§ **THE PROBLEM**
Repeat the listing below in full, exactly as it stands.

::::

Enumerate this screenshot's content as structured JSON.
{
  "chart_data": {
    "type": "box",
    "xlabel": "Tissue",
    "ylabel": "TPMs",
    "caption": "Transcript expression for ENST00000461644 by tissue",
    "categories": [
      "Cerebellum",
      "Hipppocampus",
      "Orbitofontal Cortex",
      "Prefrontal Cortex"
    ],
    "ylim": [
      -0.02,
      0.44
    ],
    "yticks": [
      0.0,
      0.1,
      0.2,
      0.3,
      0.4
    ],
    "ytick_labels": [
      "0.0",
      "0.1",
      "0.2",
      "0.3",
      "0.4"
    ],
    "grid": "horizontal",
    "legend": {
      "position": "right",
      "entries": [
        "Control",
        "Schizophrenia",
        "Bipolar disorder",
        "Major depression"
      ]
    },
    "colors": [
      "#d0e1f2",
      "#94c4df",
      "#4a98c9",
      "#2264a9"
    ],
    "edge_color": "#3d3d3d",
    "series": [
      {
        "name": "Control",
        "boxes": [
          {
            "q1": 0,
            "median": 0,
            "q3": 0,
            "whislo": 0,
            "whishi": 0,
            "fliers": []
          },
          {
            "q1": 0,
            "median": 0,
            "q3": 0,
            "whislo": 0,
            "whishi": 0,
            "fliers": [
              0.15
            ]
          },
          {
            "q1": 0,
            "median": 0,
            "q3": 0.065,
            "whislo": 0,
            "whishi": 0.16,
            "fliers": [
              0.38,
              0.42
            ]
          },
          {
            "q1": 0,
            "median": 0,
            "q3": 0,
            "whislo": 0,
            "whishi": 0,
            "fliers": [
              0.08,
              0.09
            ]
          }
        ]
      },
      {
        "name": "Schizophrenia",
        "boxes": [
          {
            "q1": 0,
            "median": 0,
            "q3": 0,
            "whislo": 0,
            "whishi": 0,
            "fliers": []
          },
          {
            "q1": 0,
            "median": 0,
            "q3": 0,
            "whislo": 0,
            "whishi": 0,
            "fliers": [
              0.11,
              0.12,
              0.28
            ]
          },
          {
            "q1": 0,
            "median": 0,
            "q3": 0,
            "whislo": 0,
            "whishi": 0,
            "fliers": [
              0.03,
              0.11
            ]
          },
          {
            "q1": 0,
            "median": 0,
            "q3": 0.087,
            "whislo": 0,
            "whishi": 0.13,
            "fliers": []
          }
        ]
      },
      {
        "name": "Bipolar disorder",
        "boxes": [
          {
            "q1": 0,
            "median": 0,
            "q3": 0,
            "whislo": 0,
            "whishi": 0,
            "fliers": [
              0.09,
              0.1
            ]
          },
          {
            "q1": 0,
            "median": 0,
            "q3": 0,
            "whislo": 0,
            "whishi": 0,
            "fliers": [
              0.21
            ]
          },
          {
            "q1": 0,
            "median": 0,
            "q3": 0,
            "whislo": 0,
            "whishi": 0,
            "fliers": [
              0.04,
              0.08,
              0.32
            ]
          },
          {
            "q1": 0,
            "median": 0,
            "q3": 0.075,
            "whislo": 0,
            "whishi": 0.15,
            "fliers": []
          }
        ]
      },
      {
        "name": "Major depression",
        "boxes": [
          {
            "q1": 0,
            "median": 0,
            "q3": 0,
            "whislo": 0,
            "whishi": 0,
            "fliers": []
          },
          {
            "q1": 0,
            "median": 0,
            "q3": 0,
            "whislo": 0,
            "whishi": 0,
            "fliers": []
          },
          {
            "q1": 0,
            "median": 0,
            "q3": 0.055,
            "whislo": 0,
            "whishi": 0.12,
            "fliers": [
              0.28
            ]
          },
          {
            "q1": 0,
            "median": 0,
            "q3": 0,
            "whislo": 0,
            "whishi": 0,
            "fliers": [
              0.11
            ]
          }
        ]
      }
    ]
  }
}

::::

§ **EXERCISE RESPONSE**
Enumerate this screenshot's content as structured JSON.
{
  "chart_data": {
    "type": "box",
    "xlabel": "Tissue",
    "ylabel": "TPMs",
    "caption": "Transcript expression for ENST00000461644 by tissue",
    "categories": [
      "Cerebellum",
      "Hipppocampus",
      "Orbitofontal Cortex",
      "Prefrontal Cortex"
    ],
    "ylim": [
      -0.02,
      0.44
    ],
    "yticks": [
      0.0,
      0.1,
      0.2,
      0.3,
      0.4
    ],
    "ytick_labels": [
      "0.0",
      "0.1",
      "0.2",
      "0.3",
      "0.4"
    ],
    "grid": "horizontal",
    "legend": {
      "position": "right",
      "entries": [
        "Control",
        "Schizophrenia",
        "Bipolar disorder",
        "Major depression"
      ]
    },
    "colors": [
      "#d0e1f2",
      "#94c4df",
      "#4a98c9",
      "#2264a9"
    ],
    "edge_color": "#3d3d3d",
    "series": [
      {
        "name": "Control",
        "boxes": [
          {
            "q1": 0,
            "median": 0,
            "q3": 0,
            "whislo": 0,
            "whishi": 0,
            "fliers": []
          },
          {
            "q1": 0,
            "median": 0,
            "q3": 0,
            "whislo": 0,
            "whishi": 0,
            "fliers": [
              0.15
            ]
          },
          {
            "q1": 0,
            "median": 0,
            "q3": 0.065,
            "whislo": 0,
            "whishi": 0.16,
            "fliers": [
              0.38,
              0.42
            ]
          },
          {
            "q1": 0,
            "median": 0,
            "q3": 0,
            "whislo": 0,
            "whishi": 0,
            "fliers": [
              0.08,
              0.09
            ]
          }
        ]
      },
      {
        "name": "Schizophrenia",
        "boxes": [
          {
            "q1": 0,
            "median": 0,
            "q3": 0,
            "whislo": 0,
            "whishi": 0,
            "fliers": []
          },
          {
            "q1": 0,
            "median": 0,
            "q3": 0,
            "whislo": 0,
            "whishi": 0,
            "fliers": [
              0.11,
              0.12,
              0.28
            ]
          },
          {
            "q1": 0,
            "median": 0,
            "q3": 0,
            "whislo": 0,
            "whishi": 0,
            "fliers": [
              0.03,
              0.11
            ]
          },
          {
            "q1": 0,
            "median": 0,
            "q3": 0.087,
            "whislo": 0,
            "whishi": 0.13,
            "fliers": []
          }
        ]
      },
      {
        "name": "Bipolar disorder",
        "boxes": [
          {
            "q1": 0,
            "median": 0,
            "q3": 0,
            "whislo": 0,
            "whishi": 0,
            "fliers": [
              0.09,
              0.1
            ]
          },
          {
            "q1": 0,
            "median": 0,
            "q3": 0,
            "whislo": 0,
            "whishi": 0,
            "fliers": [
              0.21
            ]
          },
          {
            "q1": 0,
            "median": 0,
            "q3": 0,
            "whislo": 0,
            "whishi": 0,
            "fliers": [
              0.04,
              0.08,
              0.32
            ]
          },
          {
            "q1": 0,
            "median": 0,
            "q3": 0.075,
            "whislo": 0,
            "whishi": 0.15,
            "fliers": []
          }
        ]
      },
      {
        "name": "Major depression",
        "boxes": [
          {
            "q1": 0,
            "median": 0,
            "q3": 0,
            "whislo": 0,
            "whishi": 0,
            "fliers": []
          },
          {
            "q1": 0,
            "median": 0,
            "q3": 0,
            "whislo": 0,
            "whishi": 0,
            "fliers": []
          },
          {
            "q1": 0,
            "median": 0,
            "q3": 0.055,
            "whislo": 0,
            "whishi": 0.12,
            "fliers": [
              0.28
            ]
          },
          {
            "q1": 0,
            "median": 0,
            "q3": 0,
            "whislo": 0,
            "whishi": 0,
            "fliers": [
              0.11
            ]
          }
        ]
      }
    ]
  }
}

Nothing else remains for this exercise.